_Exercise brief_
Copy out exactly the lines from the one containing "What text is on this page?" through the end of the records, and no pictures.

(Saved data entries)
════════════════════

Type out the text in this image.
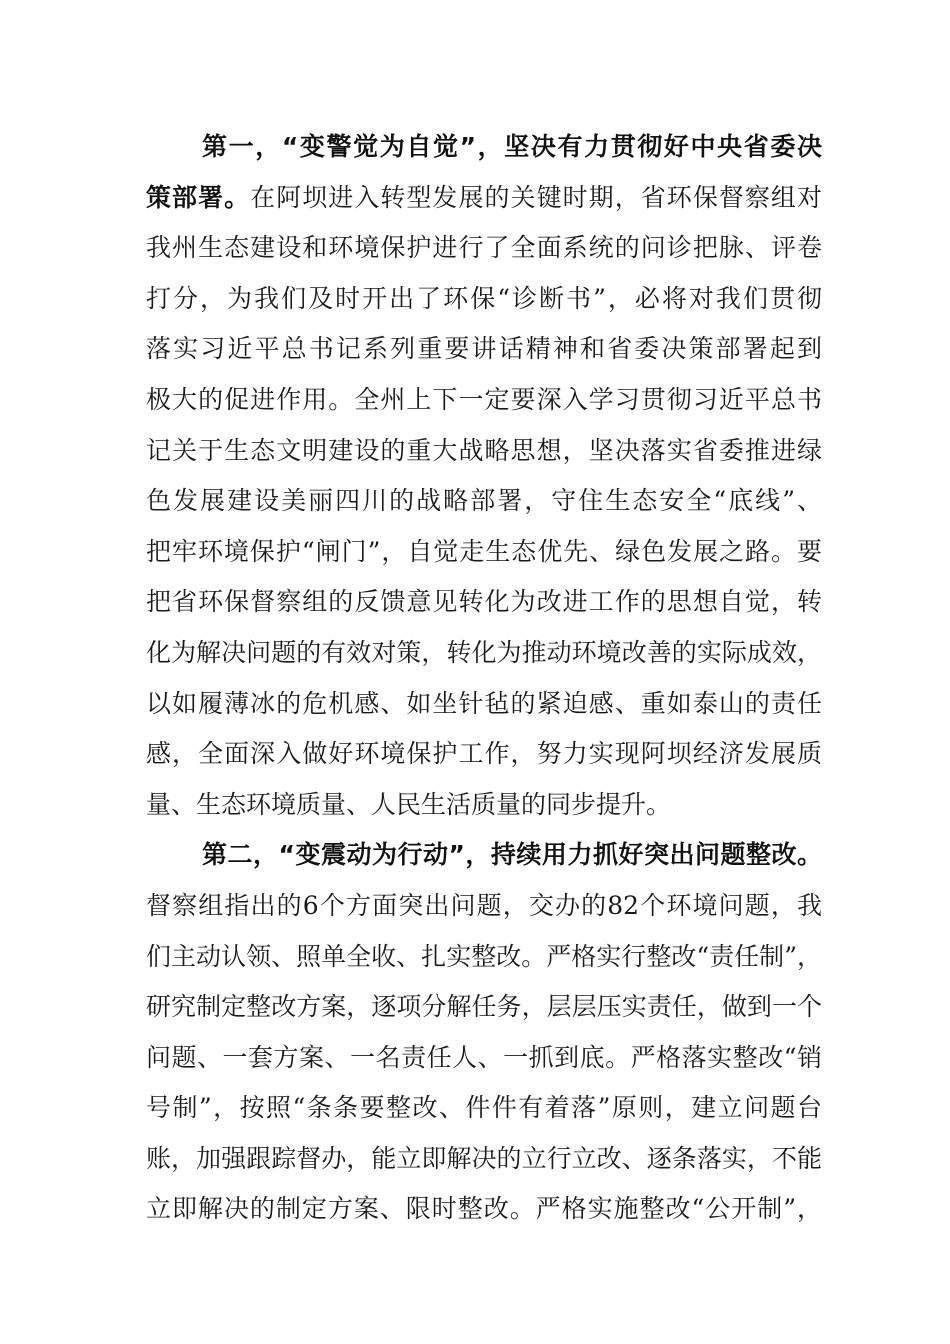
第一，“变警觉为自觉”，坚决有力贯彻好中央省委决
策部署。在阿坝进入转型发展的关键时期，省环保督察组对
我州生态建设和环境保护进行了全面系统的问诊把脉、评卷
打分，为我们及时开出了环保“诊断书”，必将对我们贯彻
落实习近平总书记系列重要讲话精神和省委决策部署起到
极大的促进作用。全州上下一定要深入学习贯彻习近平总书
记关于生态文明建设的重大战略思想，坚决落实省委推进绿
色发展建设美丽四川的战略部署，守住生态安全“底线”、
把牢环境保护“闸门”，自觉走生态优先、绿色发展之路。要
把省环保督察组的反馈意见转化为改进工作的思想自觉，转
化为解决问题的有效对策，转化为推动环境改善的实际成效，
以如履薄冰的危机感、如坐针毡的紧迫感、重如泰山的责任
感，全面深入做好环境保护工作，努力实现阿坝经济发展质
量、生态环境质量、人民生活质量的同步提升。
第二，“变震动为行动”，持续用力抓好突出问题整改。
督察组指出的6个方面突出问题，交办的82个环境问题，我
们主动认领、照单全收、扎实整改。严格实行整改“责任制”，
研究制定整改方案，逐项分解任务，层层压实责任，做到一个
问题、一套方案、一名责任人、一抓到底。严格落实整改“销
号制”，按照“条条要整改、件件有着落”原则，建立问题台
账，加强跟踪督办，能立即解决的立行立改、逐条落实，不能
立即解决的制定方案、限时整改。严格实施整改“公开制”，
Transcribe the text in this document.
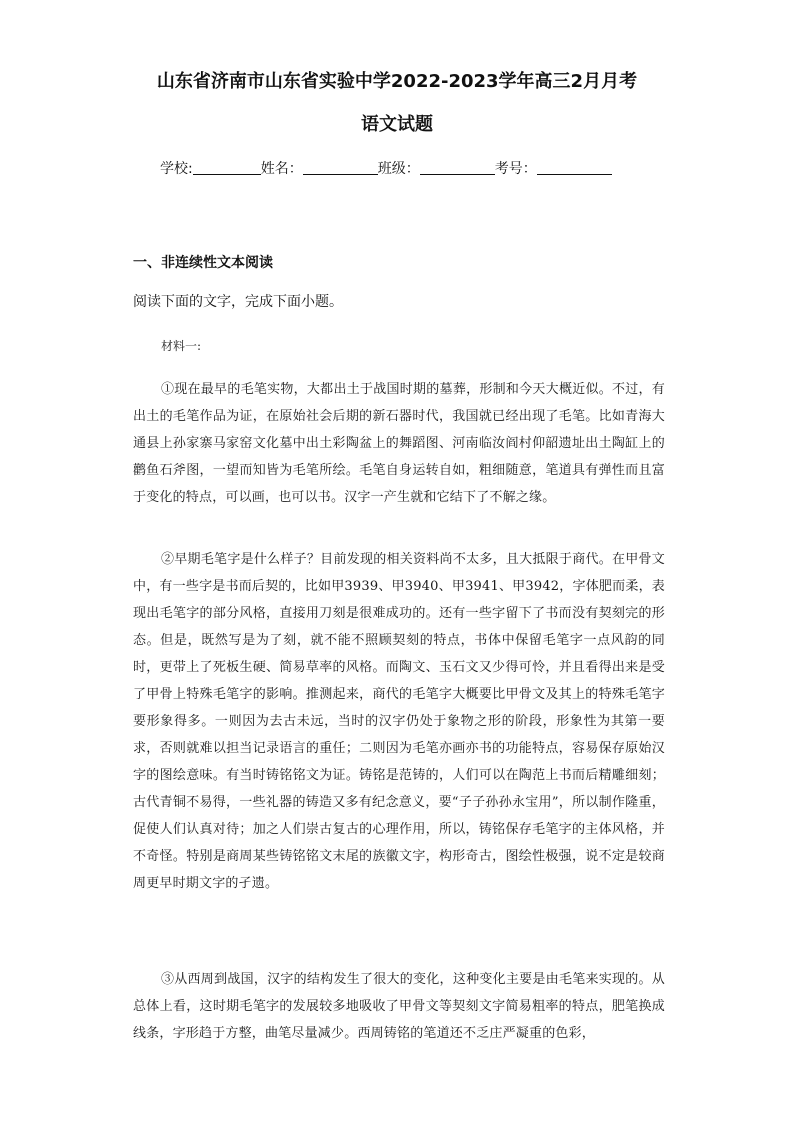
山东省济南市山东省实验中学2022-2023学年高三2月月考
语文试题
学校:	姓名：	班级：	考号：
一、非连续性文本阅读
阅读下面的文字，完成下面小题。
材料一:
①现在最早的毛笔实物，大都出土于战国时期的墓葬，形制和今天大概近似。不过，有出土的毛笔作品为证，在原始社会后期的新石器时代，我国就已经出现了毛笔。比如青海大通县上孙家寨马家窑文化墓中出土彩陶盆上的舞蹈图、河南临汝阎村仰韶遗址出土陶缸上的鹳鱼石斧图，一望而知皆为毛笔所绘。毛笔自身运转自如，粗细随意，笔道具有弹性而且富于变化的特点，可以画，也可以书。汉字一产生就和它结下了不解之缘。
②早期毛笔字是什么样子？目前发现的相关资料尚不太多，且大抵限于商代。在甲骨文中，有一些字是书而后契的，比如甲3939、甲3940、甲3941、甲3942，字体肥而柔，表现出毛笔字的部分风格，直接用刀刻是很难成功的。还有一些字留下了书而没有契刻完的形态。但是，既然写是为了刻，就不能不照顾契刻的特点，书体中保留毛笔字一点风韵的同时，更带上了死板生硬、简易草率的风格。而陶文、玉石文又少得可怜，并且看得出来是受了甲骨上特殊毛笔字的影响。推测起来，商代的毛笔字大概要比甲骨文及其上的特殊毛笔字要形象得多。一则因为去古未远，当时的汉字仍处于象物之形的阶段，形象性为其第一要求，否则就难以担当记录语言的重任；二则因为毛笔亦画亦书的功能特点，容易保存原始汉字的图绘意味。有当时铸铭铭文为证。铸铭是范铸的，人们可以在陶范上书而后精雕细刻；古代青铜不易得，一些礼器的铸造又多有纪念意义，要“子子孙孙永宝用”，所以制作隆重，促使人们认真对待；加之人们崇古复古的心理作用，所以，铸铭保存毛笔字的主体风格，并不奇怪。特别是商周某些铸铭铭文末尾的族徽文字，构形奇古，图绘性极强，说不定是较商周更早时期文字的孑遗。
③从西周到战国，汉字的结构发生了很大的变化，这种变化主要是由毛笔来实现的。从总体上看，这时期毛笔字的发展较多地吸收了甲骨文等契刻文字简易粗率的特点，肥笔换成线条，字形趋于方整，曲笔尽量减少。西周铸铭的笔道还不乏庄严凝重的色彩，
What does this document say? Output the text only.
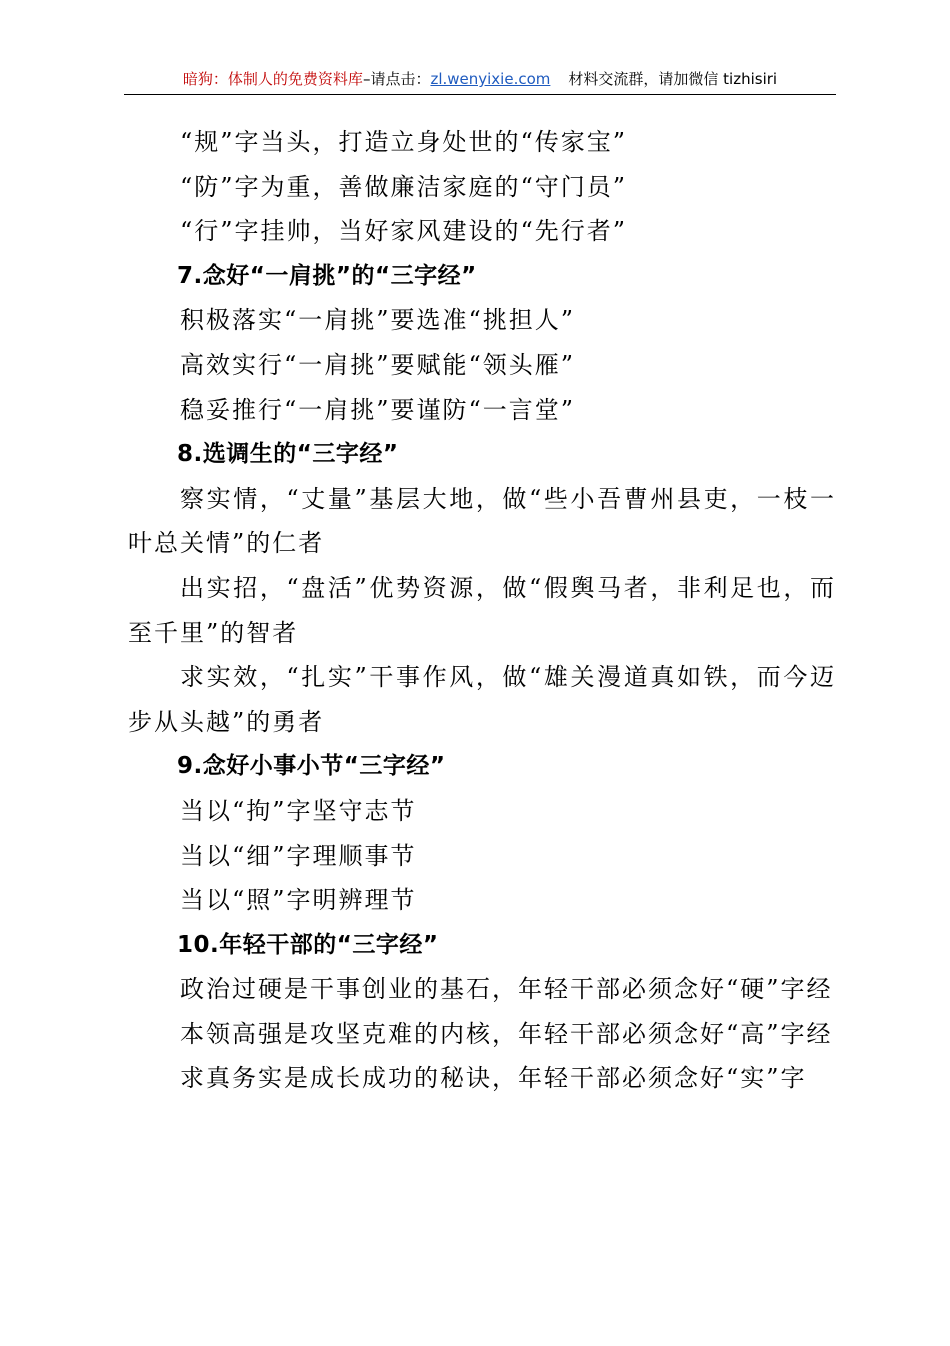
暗狗：体制人的免费资料库–请点击：zl.wenyixie.com 材料交流群，请加微信 tizhisiri

“规”字当头，打造立身处世的“传家宝”

“防”字为重，善做廉洁家庭的“守门员”

“行”字挂帅，当好家风建设的“先行者”

7.念好“一肩挑”的“三字经”

积极落实“一肩挑”要选准“挑担人”

高效实行“一肩挑”要赋能“领头雁”

稳妥推行“一肩挑”要谨防“一言堂”

8.选调生的“三字经”

察实情，“丈量”基层大地，做“些小吾曹州县吏，一枝一叶总关情”的仁者

出实招，“盘活”优势资源，做“假舆马者，非利足也，而至千里”的智者

求实效，“扎实”干事作风，做“雄关漫道真如铁，而今迈步从头越”的勇者

9.念好小事小节“三字经”

当以“拘”字坚守志节

当以“细”字理顺事节

当以“照”字明辨理节

10.年轻干部的“三字经”

政治过硬是干事创业的基石，年轻干部必须念好“硬”字经

本领高强是攻坚克难的内核，年轻干部必须念好“高”字经

求真务实是成长成功的秘诀，年轻干部必须念好“实”字
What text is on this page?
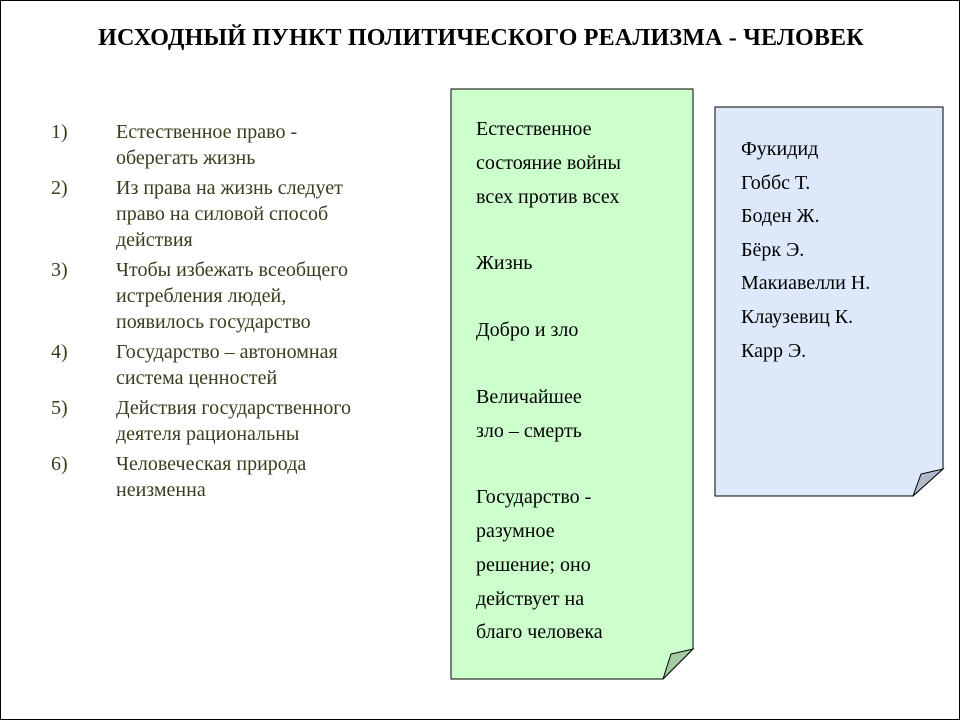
ИСХОДНЫЙ ПУНКТ ПОЛИТИЧЕСКОГО РЕАЛИЗМА - ЧЕЛОВЕК
1)	Естественное право -
оберегать жизнь
2)	Из права на жизнь следует
право на силовой способ
действия
3)	Чтобы избежать всеобщего
истребления людей,
появилось государство
4)	Государство – автономная
система ценностей
5)	Действия государственного
деятеля рациональны
6)	Человеческая природа
неизменна
Естественное
состояние войны
всех против всех
Жизнь
Добро и зло
Величайшее
зло – смерть
Государство -
разумное
решение; оно
действует на
благо человека
Фукидид
Гоббс Т.
Боден Ж.
Бёрк Э.
Макиавелли Н.
Клаузевиц К.
Карр Э.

════════════════════

_Problem solution_
What text is on this page?
ИСХОДНЫЙ ПУНКТ ПОЛИТИЧЕСКОГО РЕАЛИЗМА - ЧЕЛОВЕК
1)	Естественное право -
оберегать жизнь
2)	Из права на жизнь следует
право на силовой способ
действия
3)	Чтобы избежать всеобщего
истребления людей,
появилось государство
4)	Государство – автономная
система ценностей
5)	Действия государственного
деятеля рациональны
6)	Человеческая природа
неизменна
Естественное
состояние войны
всех против всех
Жизнь
Добро и зло
Величайшее
зло – смерть
Государство -
разумное
решение; оно
действует на
благо человека
Фукидид
Гоббс Т.
Боден Ж.
Бёрк Э.
Макиавелли Н.
Клаузевиц К.
Карр Э.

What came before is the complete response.